MATERIAL SUPPLIED:
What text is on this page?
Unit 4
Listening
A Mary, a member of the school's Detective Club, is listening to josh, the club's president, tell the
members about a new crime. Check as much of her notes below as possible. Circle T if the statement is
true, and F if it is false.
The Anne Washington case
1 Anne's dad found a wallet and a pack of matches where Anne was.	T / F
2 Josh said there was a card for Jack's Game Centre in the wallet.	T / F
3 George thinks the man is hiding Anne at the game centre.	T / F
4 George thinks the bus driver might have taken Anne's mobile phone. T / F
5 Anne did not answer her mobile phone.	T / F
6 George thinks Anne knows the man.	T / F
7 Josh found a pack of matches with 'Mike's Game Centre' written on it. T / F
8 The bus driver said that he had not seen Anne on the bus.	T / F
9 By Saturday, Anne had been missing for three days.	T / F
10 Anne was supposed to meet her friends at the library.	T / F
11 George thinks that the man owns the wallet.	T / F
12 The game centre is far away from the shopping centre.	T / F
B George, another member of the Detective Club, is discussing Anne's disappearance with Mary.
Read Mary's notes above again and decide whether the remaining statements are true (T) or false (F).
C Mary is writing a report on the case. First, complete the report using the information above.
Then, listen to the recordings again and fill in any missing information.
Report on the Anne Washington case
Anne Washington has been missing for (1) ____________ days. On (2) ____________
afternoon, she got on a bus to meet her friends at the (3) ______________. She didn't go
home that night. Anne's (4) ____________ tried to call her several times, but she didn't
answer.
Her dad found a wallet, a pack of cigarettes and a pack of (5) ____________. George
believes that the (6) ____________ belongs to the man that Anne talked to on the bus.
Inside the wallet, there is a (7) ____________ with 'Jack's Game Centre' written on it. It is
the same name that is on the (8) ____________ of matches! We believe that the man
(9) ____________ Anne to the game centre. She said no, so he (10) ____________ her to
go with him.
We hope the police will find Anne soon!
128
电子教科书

EXERCISE DESCRIPTION:
Search the entries for the word "Club" and copy every line that has it.

TASK RESULT:
A Mary, a member of the school's Detective Club, is listening to josh, the club's president, tell the
B George, another member of the Detective Club, is discussing Anne's disappearance with Mary.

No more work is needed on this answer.